Write the records below out again word for word, with the pictures removed.

── DATA

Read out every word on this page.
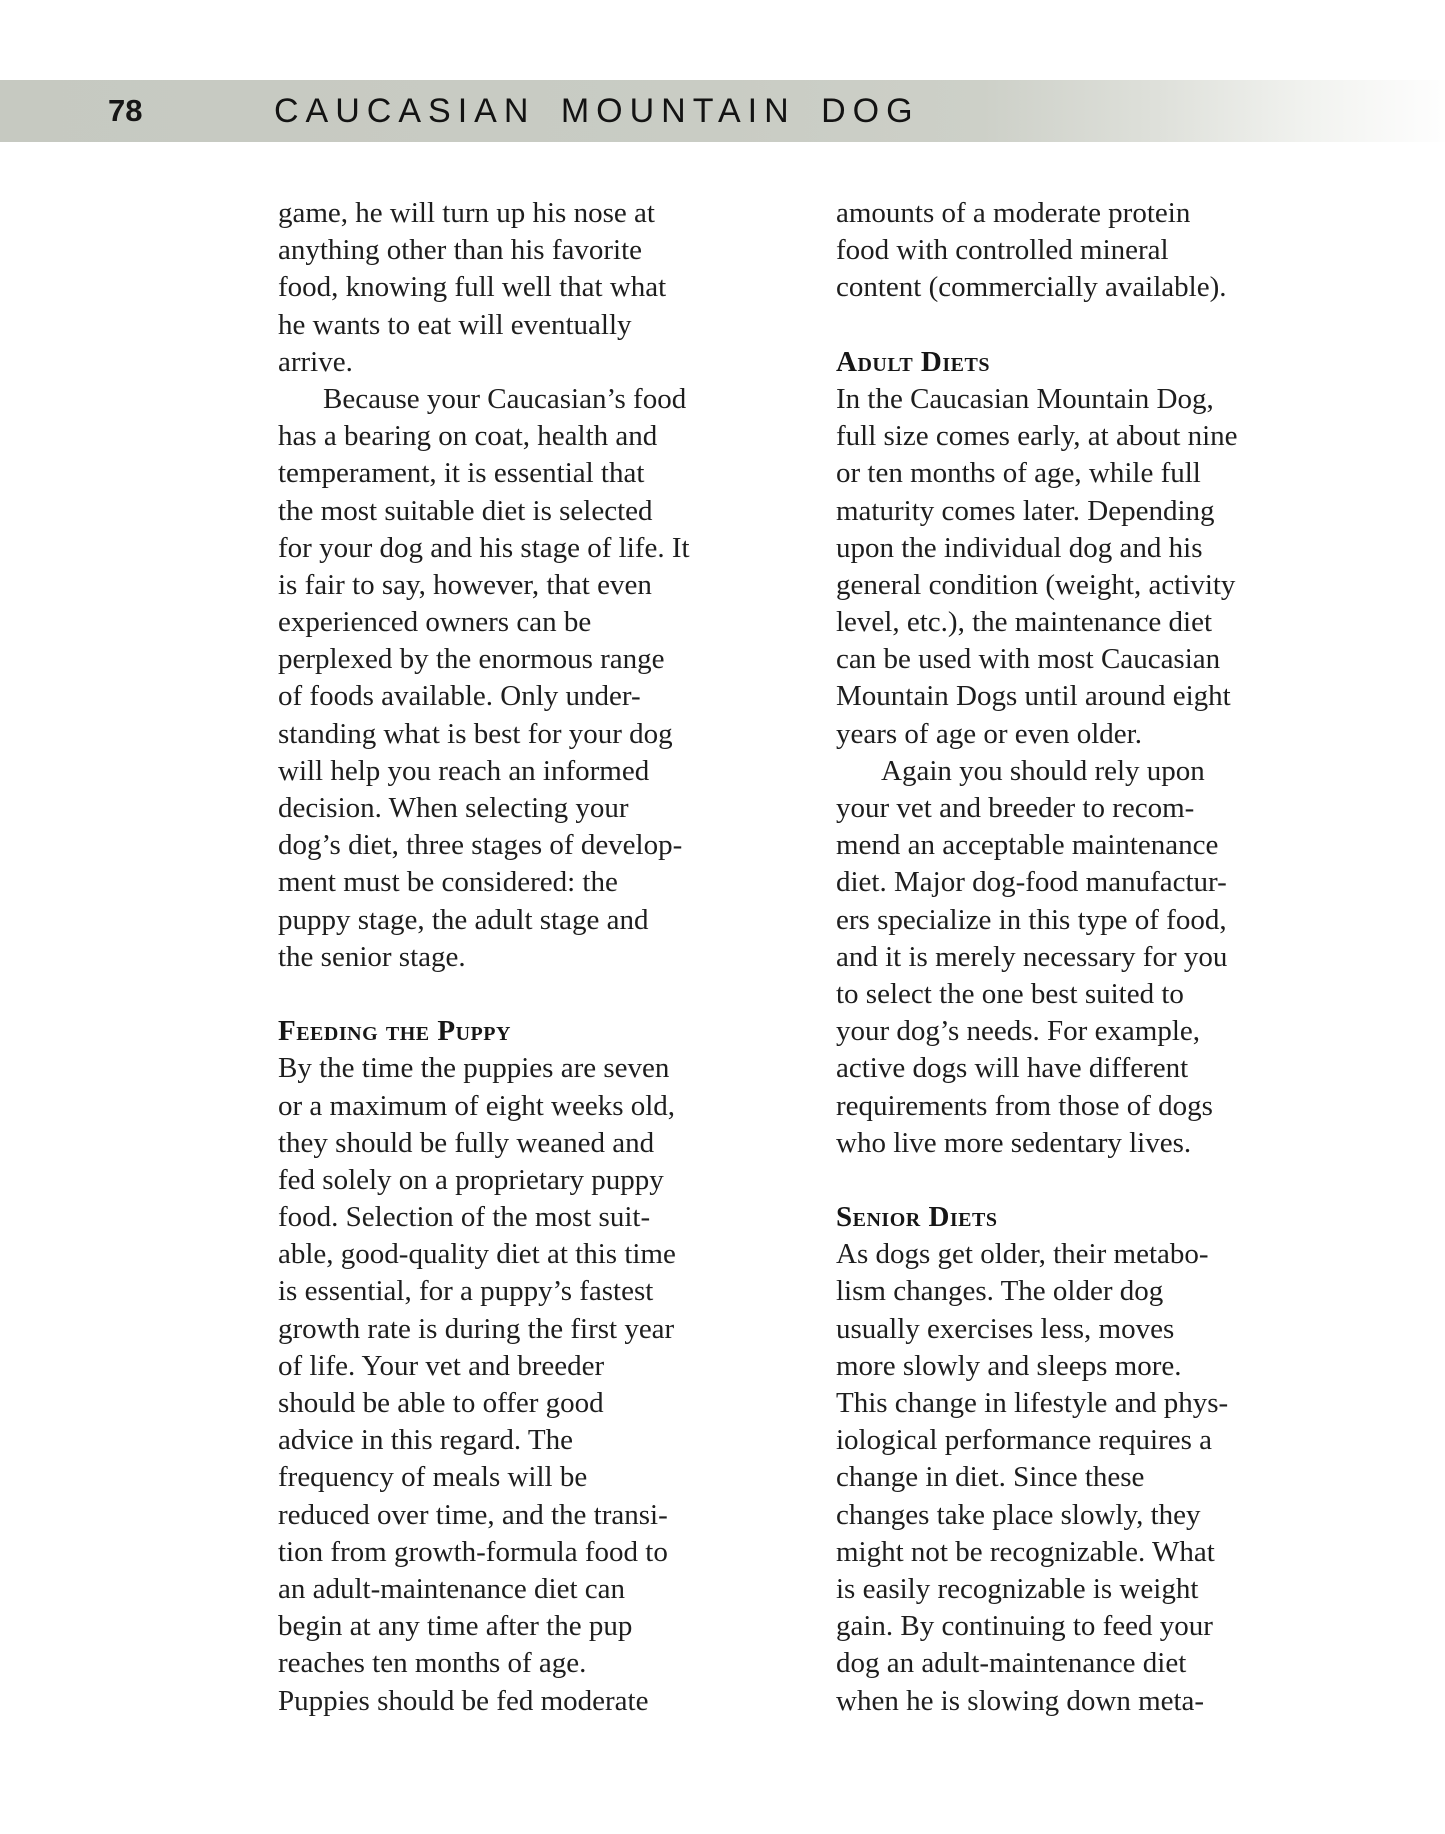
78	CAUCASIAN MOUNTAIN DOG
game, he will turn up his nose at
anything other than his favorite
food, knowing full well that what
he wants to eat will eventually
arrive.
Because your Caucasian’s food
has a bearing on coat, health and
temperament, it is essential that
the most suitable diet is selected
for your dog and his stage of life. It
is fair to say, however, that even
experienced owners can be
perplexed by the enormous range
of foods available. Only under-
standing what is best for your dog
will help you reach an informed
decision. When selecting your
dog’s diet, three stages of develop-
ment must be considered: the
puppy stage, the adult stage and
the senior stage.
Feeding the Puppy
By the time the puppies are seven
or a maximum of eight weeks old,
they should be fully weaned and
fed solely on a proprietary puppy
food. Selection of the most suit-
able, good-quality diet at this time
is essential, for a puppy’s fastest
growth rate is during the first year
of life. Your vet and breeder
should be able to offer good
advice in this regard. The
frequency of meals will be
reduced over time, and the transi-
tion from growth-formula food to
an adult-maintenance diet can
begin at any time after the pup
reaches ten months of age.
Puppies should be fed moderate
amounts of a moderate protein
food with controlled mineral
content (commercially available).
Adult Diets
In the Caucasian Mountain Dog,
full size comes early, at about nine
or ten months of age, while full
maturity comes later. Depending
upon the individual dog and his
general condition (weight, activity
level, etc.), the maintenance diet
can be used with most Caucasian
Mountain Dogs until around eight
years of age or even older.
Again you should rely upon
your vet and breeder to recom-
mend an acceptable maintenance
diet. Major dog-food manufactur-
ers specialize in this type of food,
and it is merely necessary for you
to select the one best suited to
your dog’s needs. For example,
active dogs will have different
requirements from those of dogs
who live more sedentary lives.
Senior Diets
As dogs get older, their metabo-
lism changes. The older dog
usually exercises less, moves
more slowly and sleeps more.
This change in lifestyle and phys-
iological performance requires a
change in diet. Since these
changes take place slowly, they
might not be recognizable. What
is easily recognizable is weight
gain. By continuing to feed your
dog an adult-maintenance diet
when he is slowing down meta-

────

# [OUTPUT FOR THIS TASK]
Read out every word on this page.
78	CAUCASIAN MOUNTAIN DOG
game, he will turn up his nose at
anything other than his favorite
food, knowing full well that what
he wants to eat will eventually
arrive.
Because your Caucasian’s food
has a bearing on coat, health and
temperament, it is essential that
the most suitable diet is selected
for your dog and his stage of life. It
is fair to say, however, that even
experienced owners can be
perplexed by the enormous range
of foods available. Only under-
standing what is best for your dog
will help you reach an informed
decision. When selecting your
dog’s diet, three stages of develop-
ment must be considered: the
puppy stage, the adult stage and
the senior stage.
Feeding the Puppy
By the time the puppies are seven
or a maximum of eight weeks old,
they should be fully weaned and
fed solely on a proprietary puppy
food. Selection of the most suit-
able, good-quality diet at this time
is essential, for a puppy’s fastest
growth rate is during the first year
of life. Your vet and breeder
should be able to offer good
advice in this regard. The
frequency of meals will be
reduced over time, and the transi-
tion from growth-formula food to
an adult-maintenance diet can
begin at any time after the pup
reaches ten months of age.
Puppies should be fed moderate
amounts of a moderate protein
food with controlled mineral
content (commercially available).
Adult Diets
In the Caucasian Mountain Dog,
full size comes early, at about nine
or ten months of age, while full
maturity comes later. Depending
upon the individual dog and his
general condition (weight, activity
level, etc.), the maintenance diet
can be used with most Caucasian
Mountain Dogs until around eight
years of age or even older.
Again you should rely upon
your vet and breeder to recom-
mend an acceptable maintenance
diet. Major dog-food manufactur-
ers specialize in this type of food,
and it is merely necessary for you
to select the one best suited to
your dog’s needs. For example,
active dogs will have different
requirements from those of dogs
who live more sedentary lives.
Senior Diets
As dogs get older, their metabo-
lism changes. The older dog
usually exercises less, moves
more slowly and sleeps more.
This change in lifestyle and phys-
iological performance requires a
change in diet. Since these
changes take place slowly, they
might not be recognizable. What
is easily recognizable is weight
gain. By continuing to feed your
dog an adult-maintenance diet
when he is slowing down meta-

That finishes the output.